* [WRITTEN INSTRUCTION] Restate all the material verbatim, except for the pictures.
------------------------------------------------------------
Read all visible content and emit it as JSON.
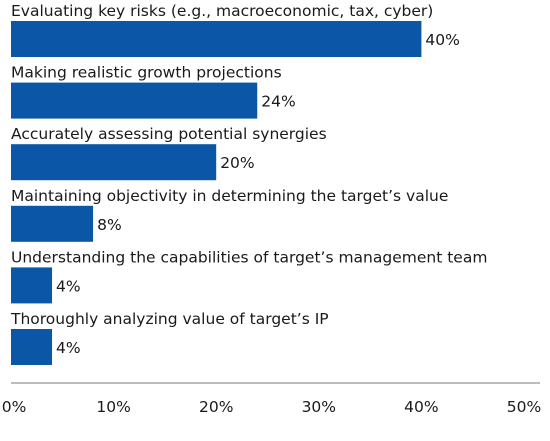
{
  "chart_data": {
    "type": "bar",
    "orientation": "horizontal",
    "categories": [
      "Evaluating key risks (e.g., macroeconomic, tax, cyber)",
      "Making realistic growth projections",
      "Accurately assessing potential synergies",
      "Maintaining objectivity in determining the target’s value",
      "Understanding the capabilities of target’s management team",
      "Thoroughly analyzing value of target’s IP"
    ],
    "values": [
      40,
      24,
      20,
      8,
      4,
      4
    ],
    "value_labels": [
      "40%",
      "24%",
      "20%",
      "8%",
      "4%",
      "4%"
    ],
    "xlim": [
      0,
      50
    ],
    "xticks": [
      0,
      10,
      20,
      30,
      40,
      50
    ],
    "xtick_labels": [
      "0%",
      "10%",
      "20%",
      "30%",
      "40%",
      "50%"
    ],
    "title": "",
    "xlabel": "",
    "ylabel": "",
    "bar_color": "#0b56a6",
    "grid": false,
    "legend": "none"
  }
}
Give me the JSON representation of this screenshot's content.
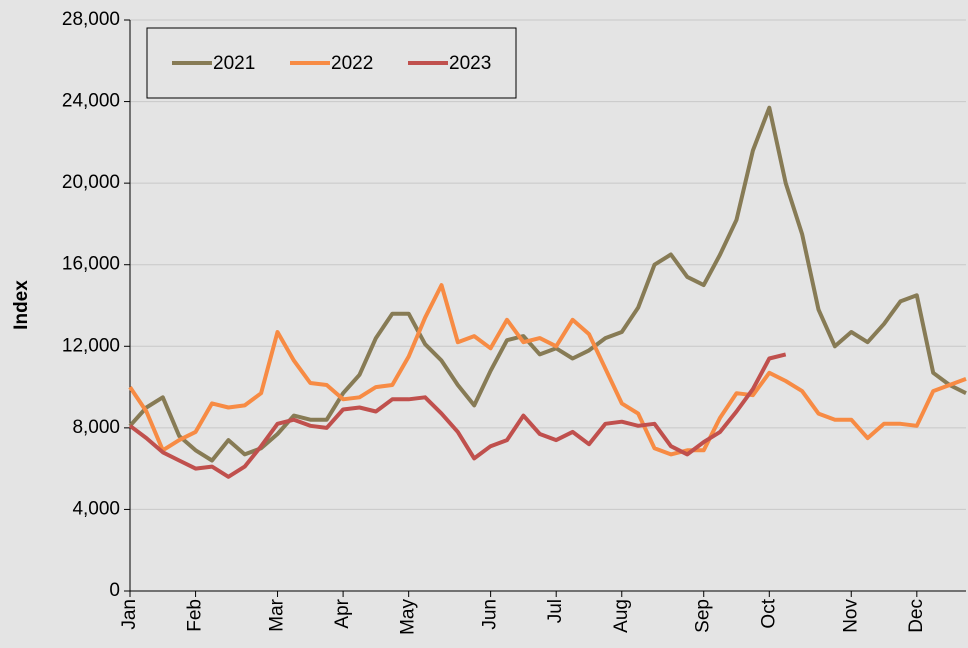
{
  "chart_data": {
    "type": "line",
    "y_label": "Index",
    "categories": [
      "Jan",
      null,
      null,
      null,
      "Feb",
      null,
      null,
      null,
      null,
      "Mar",
      null,
      null,
      null,
      "Apr",
      null,
      null,
      null,
      "May",
      null,
      null,
      null,
      null,
      "Jun",
      null,
      null,
      null,
      "Jul",
      null,
      null,
      null,
      "Aug",
      null,
      null,
      null,
      null,
      "Sep",
      null,
      null,
      null,
      "Oct",
      null,
      null,
      null,
      null,
      "Nov",
      null,
      null,
      null,
      "Dec",
      null,
      null,
      null
    ],
    "series": [
      {
        "name": "2021",
        "color": "#877b55",
        "values": [
          8100,
          9000,
          9500,
          7600,
          6900,
          6400,
          7400,
          6700,
          7000,
          7700,
          8600,
          8400,
          8400,
          9700,
          10600,
          12400,
          13600,
          13600,
          12100,
          11300,
          10100,
          9100,
          10800,
          12300,
          12500,
          11600,
          11900,
          11400,
          11800,
          12400,
          12700,
          13900,
          16000,
          16500,
          15400,
          15000,
          16500,
          18200,
          21600,
          23700,
          20000,
          17500,
          13800,
          12000,
          12700,
          12200,
          13100,
          14200,
          14500,
          10700,
          10100,
          9700
        ]
      },
      {
        "name": "2022",
        "color": "#f78b44",
        "values": [
          10000,
          8800,
          6900,
          7400,
          7800,
          9200,
          9000,
          9100,
          9700,
          12700,
          11300,
          10200,
          10100,
          9400,
          9500,
          10000,
          10100,
          11500,
          13400,
          15000,
          12200,
          12500,
          11900,
          13300,
          12200,
          12400,
          12000,
          13300,
          12600,
          10900,
          9200,
          8700,
          7000,
          6700,
          6900,
          6900,
          8500,
          9700,
          9600,
          10700,
          10300,
          9800,
          8700,
          8400,
          8400,
          7500,
          8200,
          8200,
          8100,
          9800,
          10100,
          10400
        ]
      },
      {
        "name": "2023",
        "color": "#c0504d",
        "values": [
          8100,
          7500,
          6800,
          6400,
          6000,
          6100,
          5600,
          6100,
          7100,
          8200,
          8400,
          8100,
          8000,
          8900,
          9000,
          8800,
          9400,
          9400,
          9500,
          8700,
          7800,
          6500,
          7100,
          7400,
          8600,
          7700,
          7400,
          7800,
          7200,
          8200,
          8300,
          8100,
          8200,
          7100,
          6700,
          7300,
          7800,
          8800,
          9900,
          11400,
          11600,
          null,
          null,
          null,
          null,
          null,
          null,
          null,
          null,
          null,
          null,
          null
        ]
      }
    ],
    "ylim": [
      0,
      28000
    ],
    "yticks": [
      {
        "value": 0,
        "label": "0"
      },
      {
        "value": 4000,
        "label": "4,000"
      },
      {
        "value": 8000,
        "label": "8,000"
      },
      {
        "value": 12000,
        "label": "12,000"
      },
      {
        "value": 16000,
        "label": "16,000"
      },
      {
        "value": 20000,
        "label": "20,000"
      },
      {
        "value": 24000,
        "label": "24,000"
      },
      {
        "value": 28000,
        "label": "28,000"
      }
    ],
    "grid": true
  }
}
------------------------------------------------------------
* [RESULT FOR THIS EXERCISE]
Read all visible content and emit it as JSON.
{
  "chart_data": {
    "type": "bar",
    "orientation": "horizontal",
    "categories": [
      "Evaluating key risks (e.g., macroeconomic, tax, cyber)",
      "Making realistic growth projections",
      "Accurately assessing potential synergies",
      "Maintaining objectivity in determining the target’s value",
      "Understanding the capabilities of target’s management team",
      "Thoroughly analyzing value of target’s IP"
    ],
    "values": [
      40,
      24,
      20,
      8,
      4,
      4
    ],
    "value_labels": [
      "40%",
      "24%",
      "20%",
      "8%",
      "4%",
      "4%"
    ],
    "xlim": [
      0,
      50
    ],
    "xticks": [
      0,
      10,
      20,
      30,
      40,
      50
    ],
    "xtick_labels": [
      "0%",
      "10%",
      "20%",
      "30%",
      "40%",
      "50%"
    ],
    "title": "",
    "xlabel": "",
    "ylabel": "",
    "bar_color": "#0b56a6",
    "grid": false,
    "legend": "none"
  }
}
Give me the JSON representation of this screenshot's content.
{
  "chart_data": {
    "type": "line",
    "y_label": "Index",
    "categories": [
      "Jan",
      null,
      null,
      null,
      "Feb",
      null,
      null,
      null,
      null,
      "Mar",
      null,
      null,
      null,
      "Apr",
      null,
      null,
      null,
      "May",
      null,
      null,
      null,
      null,
      "Jun",
      null,
      null,
      null,
      "Jul",
      null,
      null,
      null,
      "Aug",
      null,
      null,
      null,
      null,
      "Sep",
      null,
      null,
      null,
      "Oct",
      null,
      null,
      null,
      null,
      "Nov",
      null,
      null,
      null,
      "Dec",
      null,
      null,
      null
    ],
    "series": [
      {
        "name": "2021",
        "color": "#877b55",
        "values": [
          8100,
          9000,
          9500,
          7600,
          6900,
          6400,
          7400,
          6700,
          7000,
          7700,
          8600,
          8400,
          8400,
          9700,
          10600,
          12400,
          13600,
          13600,
          12100,
          11300,
          10100,
          9100,
          10800,
          12300,
          12500,
          11600,
          11900,
          11400,
          11800,
          12400,
          12700,
          13900,
          16000,
          16500,
          15400,
          15000,
          16500,
          18200,
          21600,
          23700,
          20000,
          17500,
          13800,
          12000,
          12700,
          12200,
          13100,
          14200,
          14500,
          10700,
          10100,
          9700
        ]
      },
      {
        "name": "2022",
        "color": "#f78b44",
        "values": [
          10000,
          8800,
          6900,
          7400,
          7800,
          9200,
          9000,
          9100,
          9700,
          12700,
          11300,
          10200,
          10100,
          9400,
          9500,
          10000,
          10100,
          11500,
          13400,
          15000,
          12200,
          12500,
          11900,
          13300,
          12200,
          12400,
          12000,
          13300,
          12600,
          10900,
          9200,
          8700,
          7000,
          6700,
          6900,
          6900,
          8500,
          9700,
          9600,
          10700,
          10300,
          9800,
          8700,
          8400,
          8400,
          7500,
          8200,
          8200,
          8100,
          9800,
          10100,
          10400
        ]
      },
      {
        "name": "2023",
        "color": "#c0504d",
        "values": [
          8100,
          7500,
          6800,
          6400,
          6000,
          6100,
          5600,
          6100,
          7100,
          8200,
          8400,
          8100,
          8000,
          8900,
          9000,
          8800,
          9400,
          9400,
          9500,
          8700,
          7800,
          6500,
          7100,
          7400,
          8600,
          7700,
          7400,
          7800,
          7200,
          8200,
          8300,
          8100,
          8200,
          7100,
          6700,
          7300,
          7800,
          8800,
          9900,
          11400,
          11600,
          null,
          null,
          null,
          null,
          null,
          null,
          null,
          null,
          null,
          null,
          null
        ]
      }
    ],
    "ylim": [
      0,
      28000
    ],
    "yticks": [
      {
        "value": 0,
        "label": "0"
      },
      {
        "value": 4000,
        "label": "4,000"
      },
      {
        "value": 8000,
        "label": "8,000"
      },
      {
        "value": 12000,
        "label": "12,000"
      },
      {
        "value": 16000,
        "label": "16,000"
      },
      {
        "value": 20000,
        "label": "20,000"
      },
      {
        "value": 24000,
        "label": "24,000"
      },
      {
        "value": 28000,
        "label": "28,000"
      }
    ],
    "grid": true
  }
}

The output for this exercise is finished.